--- Start of Data shown ---
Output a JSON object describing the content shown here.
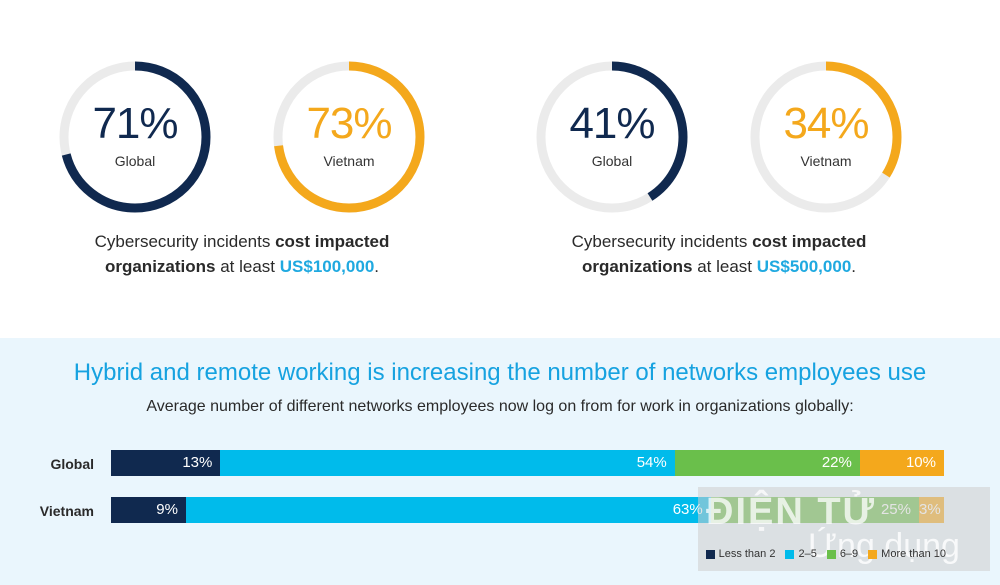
{
  "colors": {
    "navy": "#10294f",
    "orange": "#f4a81c",
    "track": "#ebebeb",
    "cyan": "#00bbeb",
    "green": "#6abf4b",
    "headline_blue": "#16a2e0",
    "amount_blue": "#1fa9e0"
  },
  "donuts": [
    {
      "pct_label": "71%",
      "value": 71,
      "label": "Global",
      "color": "#10294f"
    },
    {
      "pct_label": "73%",
      "value": 73,
      "label": "Vietnam",
      "color": "#f4a81c"
    },
    {
      "pct_label": "41%",
      "value": 41,
      "label": "Global",
      "color": "#10294f"
    },
    {
      "pct_label": "34%",
      "value": 34,
      "label": "Vietnam",
      "color": "#f4a81c"
    }
  ],
  "captions": [
    {
      "p1": "Cybersecurity incidents ",
      "b1": "cost impacted",
      "b2": "organizations",
      "p2": " at least ",
      "amount": "US$100,000",
      "p3": "."
    },
    {
      "p1": "Cybersecurity incidents ",
      "b1": "cost impacted",
      "b2": "organizations",
      "p2": " at least ",
      "amount": "US$500,000",
      "p3": "."
    }
  ],
  "headline": "Hybrid and remote working is increasing the number of networks employees use",
  "subheadline": "Average number of different networks employees now log on from for work in organizations globally:",
  "chart_data": {
    "type": "bar",
    "orientation": "horizontal-stacked-100",
    "categories": [
      "Global",
      "Vietnam"
    ],
    "series": [
      {
        "name": "Less than 2",
        "color": "#10294f",
        "values": [
          13,
          9
        ],
        "labels": [
          "13%",
          "9%"
        ]
      },
      {
        "name": "2–5",
        "color": "#00bbeb",
        "values": [
          54,
          63
        ],
        "labels": [
          "54%",
          "63%"
        ]
      },
      {
        "name": "6–9",
        "color": "#6abf4b",
        "values": [
          22,
          25
        ],
        "labels": [
          "22%",
          "25%"
        ]
      },
      {
        "name": "More than 10",
        "color": "#f4a81c",
        "values": [
          10,
          3
        ],
        "labels": [
          "10%",
          "3%"
        ]
      }
    ],
    "legend_position": "bottom-right"
  },
  "watermark": {
    "line1": "ĐIỆN TỬ",
    "line2": "Ứng dụng"
  }
}
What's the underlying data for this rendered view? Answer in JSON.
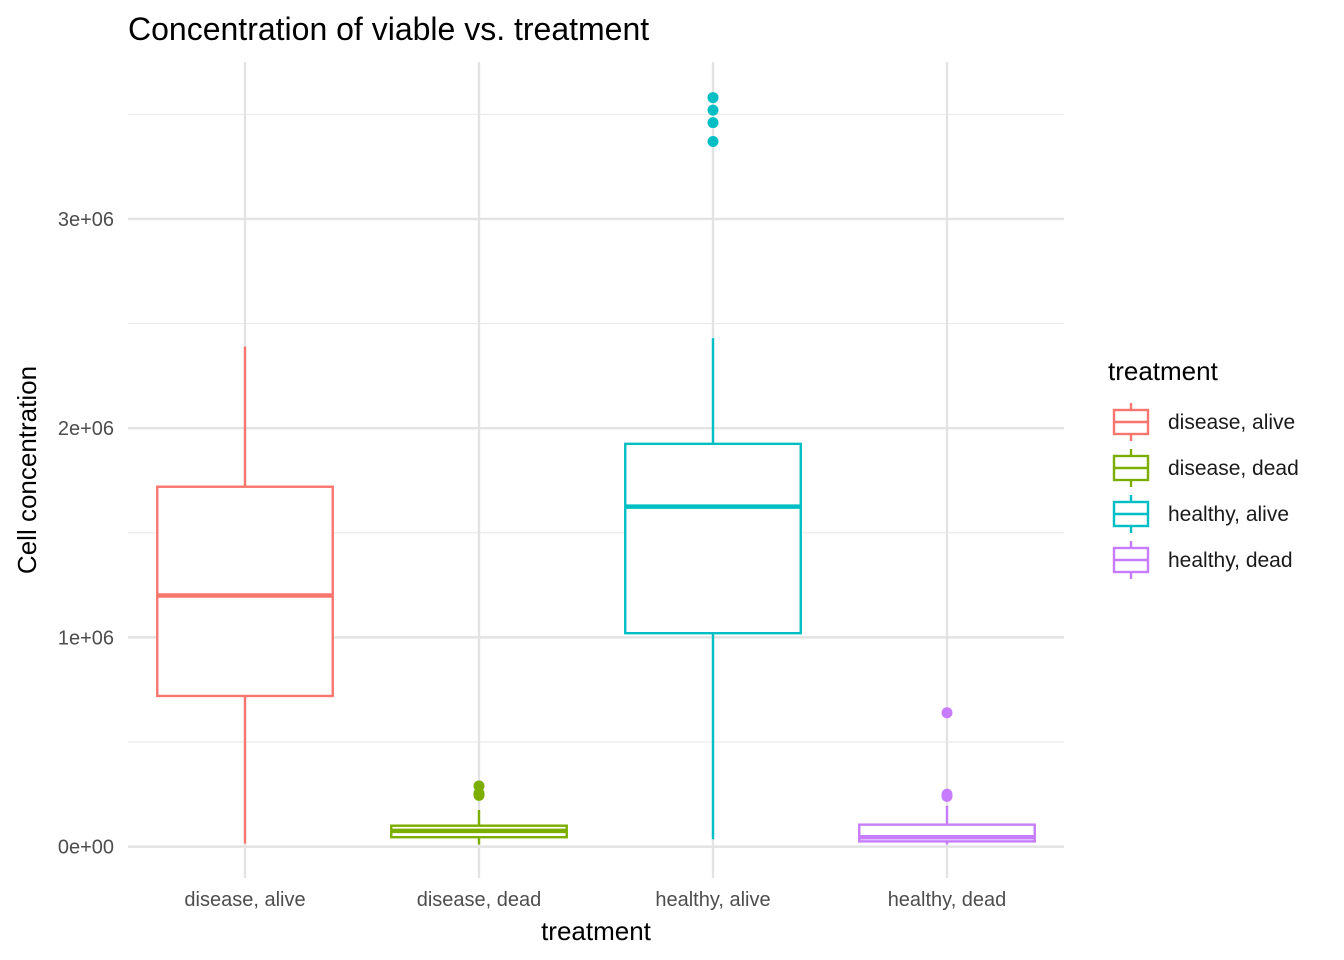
{
  "chart_data": {
    "type": "boxplot",
    "title": "Concentration of viable vs. treatment",
    "xlabel": "treatment",
    "ylabel": "Cell concentration",
    "categories": [
      "disease, alive",
      "disease, dead",
      "healthy, alive",
      "healthy, dead"
    ],
    "y_ticks": [
      0,
      1000000,
      2000000,
      3000000
    ],
    "y_tick_labels": [
      "0e+00",
      "1e+06",
      "2e+06",
      "3e+06"
    ],
    "ylim": [
      -150000,
      3750000
    ],
    "grid": true,
    "legend": {
      "title": "treatment",
      "position": "right",
      "entries": [
        "disease, alive",
        "disease, dead",
        "healthy, alive",
        "healthy, dead"
      ]
    },
    "series": [
      {
        "category": "disease, alive",
        "color": "#F8766D",
        "min": 15000,
        "q1": 720000,
        "median": 1200000,
        "q3": 1720000,
        "max": 2390000,
        "outliers": []
      },
      {
        "category": "disease, dead",
        "color": "#7CAE00",
        "min": 10000,
        "q1": 45000,
        "median": 75000,
        "q3": 100000,
        "max": 175000,
        "outliers": [
          245000,
          255000,
          290000
        ]
      },
      {
        "category": "healthy, alive",
        "color": "#00BFC4",
        "min": 35000,
        "q1": 1020000,
        "median": 1625000,
        "q3": 1925000,
        "max": 2430000,
        "outliers": [
          3370000,
          3460000,
          3520000,
          3580000
        ]
      },
      {
        "category": "healthy, dead",
        "color": "#C77CFF",
        "min": 10000,
        "q1": 25000,
        "median": 45000,
        "q3": 105000,
        "max": 195000,
        "outliers": [
          240000,
          250000,
          640000
        ]
      }
    ]
  }
}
--- End of Data shown ---
[What you will do]: Reproduce every line of the material precisely, omitting its pictures.

[Answer to this task]:
Output a JSON object describing the content shown here.
{
  "colors": {
    "navy": "#10294f",
    "orange": "#f4a81c",
    "track": "#ebebeb",
    "cyan": "#00bbeb",
    "green": "#6abf4b",
    "headline_blue": "#16a2e0",
    "amount_blue": "#1fa9e0"
  },
  "donuts": [
    {
      "pct_label": "71%",
      "value": 71,
      "label": "Global",
      "color": "#10294f"
    },
    {
      "pct_label": "73%",
      "value": 73,
      "label": "Vietnam",
      "color": "#f4a81c"
    },
    {
      "pct_label": "41%",
      "value": 41,
      "label": "Global",
      "color": "#10294f"
    },
    {
      "pct_label": "34%",
      "value": 34,
      "label": "Vietnam",
      "color": "#f4a81c"
    }
  ],
  "captions": [
    {
      "p1": "Cybersecurity incidents ",
      "b1": "cost impacted",
      "b2": "organizations",
      "p2": " at least ",
      "amount": "US$100,000",
      "p3": "."
    },
    {
      "p1": "Cybersecurity incidents ",
      "b1": "cost impacted",
      "b2": "organizations",
      "p2": " at least ",
      "amount": "US$500,000",
      "p3": "."
    }
  ],
  "headline": "Hybrid and remote working is increasing the number of networks employees use",
  "subheadline": "Average number of different networks employees now log on from for work in organizations globally:",
  "chart_data": {
    "type": "bar",
    "orientation": "horizontal-stacked-100",
    "categories": [
      "Global",
      "Vietnam"
    ],
    "series": [
      {
        "name": "Less than 2",
        "color": "#10294f",
        "values": [
          13,
          9
        ],
        "labels": [
          "13%",
          "9%"
        ]
      },
      {
        "name": "2–5",
        "color": "#00bbeb",
        "values": [
          54,
          63
        ],
        "labels": [
          "54%",
          "63%"
        ]
      },
      {
        "name": "6–9",
        "color": "#6abf4b",
        "values": [
          22,
          25
        ],
        "labels": [
          "22%",
          "25%"
        ]
      },
      {
        "name": "More than 10",
        "color": "#f4a81c",
        "values": [
          10,
          3
        ],
        "labels": [
          "10%",
          "3%"
        ]
      }
    ],
    "legend_position": "bottom-right"
  },
  "watermark": {
    "line1": "ĐIỆN TỬ",
    "line2": "Ứng dụng"
  }
}
What's the underlying data for this rendered view? Answer in JSON.
{
  "chart_data": {
    "type": "boxplot",
    "title": "Concentration of viable vs. treatment",
    "xlabel": "treatment",
    "ylabel": "Cell concentration",
    "categories": [
      "disease, alive",
      "disease, dead",
      "healthy, alive",
      "healthy, dead"
    ],
    "y_ticks": [
      0,
      1000000,
      2000000,
      3000000
    ],
    "y_tick_labels": [
      "0e+00",
      "1e+06",
      "2e+06",
      "3e+06"
    ],
    "ylim": [
      -150000,
      3750000
    ],
    "grid": true,
    "legend": {
      "title": "treatment",
      "position": "right",
      "entries": [
        "disease, alive",
        "disease, dead",
        "healthy, alive",
        "healthy, dead"
      ]
    },
    "series": [
      {
        "category": "disease, alive",
        "color": "#F8766D",
        "min": 15000,
        "q1": 720000,
        "median": 1200000,
        "q3": 1720000,
        "max": 2390000,
        "outliers": []
      },
      {
        "category": "disease, dead",
        "color": "#7CAE00",
        "min": 10000,
        "q1": 45000,
        "median": 75000,
        "q3": 100000,
        "max": 175000,
        "outliers": [
          245000,
          255000,
          290000
        ]
      },
      {
        "category": "healthy, alive",
        "color": "#00BFC4",
        "min": 35000,
        "q1": 1020000,
        "median": 1625000,
        "q3": 1925000,
        "max": 2430000,
        "outliers": [
          3370000,
          3460000,
          3520000,
          3580000
        ]
      },
      {
        "category": "healthy, dead",
        "color": "#C77CFF",
        "min": 10000,
        "q1": 25000,
        "median": 45000,
        "q3": 105000,
        "max": 195000,
        "outliers": [
          240000,
          250000,
          640000
        ]
      }
    ]
  }
}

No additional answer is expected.